What you are asked to do:
Whenever "Brandz" appears in a line, please copy that line from the data.
::: Given data :::
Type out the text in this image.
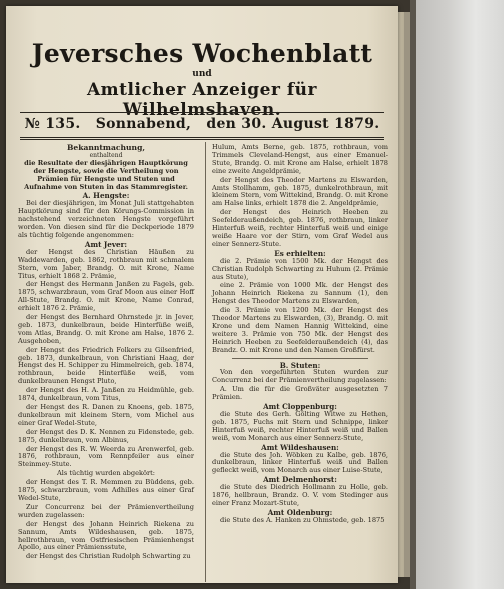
Jeversches Wochenblatt
und
Amtlicher Anzeiger für Wilhelmshaven.
№ 135. Sonnabend, den 30. August 1879.
Bekanntmachung,
enthaltend

die Resultate der diesjährigen Hauptkörung der Hengste, sowie die Vertheilung von Prämien für Hengste und Stuten und Aufnahme von Stuten in das Stammregister.

A. Hengste:

Bei der diesjährigen, im Monat Juli stattgehabten Hauptkörung sind für den Körungs-Commission in nachstehend verzeichneten Hengste vorgeführt worden. Von diesen sind für die Deckperiode 1879 als tüchtig folgende angenommen:

Amt Jever:

der Hengst des Christian Häußen zu Waddewarden, geb. 1862, rothbraun mit schmalem Stern, vom Jaber, Brandg. O. mit Krone, Name Titus, erhielt 1868 2. Prämie,

der Hengst des Hermann Janßen zu Fagels, geb. 1875, schwarzbraun, vom Graf Moon aus einer Hoff All-Stute, Brandg. O. mit Krone, Name Conrad, erhielt 1876 2. Prämie,

der Hengst des Bernhard Ohrnstede jr. in Jever, geb. 1873, dunkelbraun, beide Hinterfüße weiß, vom Atlas, Brandg. O. mit Krone am Halse, 1876 2. Ausgehoben,

der Hengst des Friedrich Folkers zu Gilsenfried, geb. 1873, dunkelbraun, von Christiani Haag, der Hengst des H. Schipper zu Himmelreich, geb. 1874, rothbraun, beide Hinterfüße weiß, vom dunkelbraunen Hengst Pluto,

der Hengst des H. A. Janßen zu Heidmühle, geb. 1874, dunkelbraun, vom Titus,

der Hengst des R. Danen zu Knoens, geb. 1875, dunkelbraun mit kleinem Stern, vom Michel aus einer Graf Wedel-Stute,

der Hengst des D. K. Nennen zu Fidenstede, geb. 1875, dunkelbraun, vom Albinus,

der Hengst des R. W. Weerda zu Arenwerfel, geb. 1876, rothbraun, vom Rennpfeiler aus einer Steinmey-Stute.

Als tüchtig wurden abgekört:

der Hengst des T. R. Memmen zu Büddens, geb. 1875, schwarzbraun, vom Adhilles aus einer Graf Wedel-Stute,

Zur Concurrenz bei der Prämienvertheilung wurden zugelassen:

der Hengst des Johann Heinrich Riekena zu Sannum, Amts Wildeshausen, geb. 1875, hellrothbraun, vom Ostfriesischen Prämienhengst Apollo, aus einer Prämiensstute,

der Hengst des Christian Rudolph Schwarting zu

Hulum, Amts Berne, geb. 1875, rothbraun, vom Trimmels Cleveland-Hengst, aus einer Emanuel-Stute, Brandg. O. mit Krone am Halse, erhielt 1878 eine zweite Angeldprämie,

der Hengst des Theodor Martens zu Elswarden, Amts Stollhamm, geb. 1875, dunkelrothbraun, mit kleinem Stern, vom Wittekind, Brandg. O. mit Krone am Halse links, erhielt 1878 die 2. Angeldprämie,

der Hengst des Heinrich Heeben zu Seefelderaußendeich, geb. 1876, rothbraun, linker Hinterfuß weiß, rechter Hinterfuß weiß und einige weiße Haare vor der Stirn, vom Graf Wedel aus einer Sennerz-Stute.

Es erhielten:

die 2. Prämie von 1500 Mk. der Hengst des Christian Rudolph Schwarting zu Huhum (2. Prämie aus Stute),

eine 2. Prämie von 1000 Mk. der Hengst des Johann Heinrich Riekena zu Sannum (1), den Hengst des Theodor Martens zu Elswarden,

die 3. Prämie von 1200 Mk. der Hengst des Theodor Martens zu Elswarden, (3), Brandg. O. mit Krone und dem Namen Hannig Wittekind, eine weitere 3. Prämie von 750 Mk. der Hengst des Heinrich Heeben zu Seefelderaußendeich (4), das Brandz. O. mit Krone und den Namen Großfürst.

B. Stuten:

Von den vorgeführten Stuten wurden zur Concurrenz bei der Prämienvertheilung zugelassen:

A. Um die für die Großväter ausgesetzten 7 Prämien.

Amt Cloppenburg:

die Stute des Gerh. Gölting Witwe zu Hethen, geb. 1875, Fuchs mit Stern und Schnippe, linker Hinterfuß weiß, rechter Hinterfuß weiß und Ballen weiß, vom Monarch aus einer Sennerz-Stute,

Amt Wildeshausen:

die Stute des Joh. Wöbken zu Kalbe, geb. 1876, dunkelbraun, linker Hinterfuß weiß und Ballen gefleckt weiß, vom Monarch aus einer Luise-Stute,

Amt Delmenhorst:

die Stute des Diedrich Hollmann zu Holle, geb. 1876, hellbraun, Brandz. O. V. vom Stedinger aus einer Franz Mozart-Stute,

Amt Oldenburg:

die Stute des A. Hanken zu Ohmstede, geb. 1875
:::
Exercise result:
die 3. Prämie von 1200 Mk. der Hengst des Theodor Martens zu Elswarden, (3), Brandg. O. mit Krone und dem Namen Hannig Wittekind, eine weitere 3. Prämie von 750 Mk. der Hengst des Heinrich Heeben zu Seefelderaußendeich (4), das Brandz. O. mit Krone und den Namen Großfürst.
die Stute des Diedrich Hollmann zu Holle, geb. 1876, hellbraun, Brandz. O. V. vom Stedinger aus einer Franz Mozart-Stute,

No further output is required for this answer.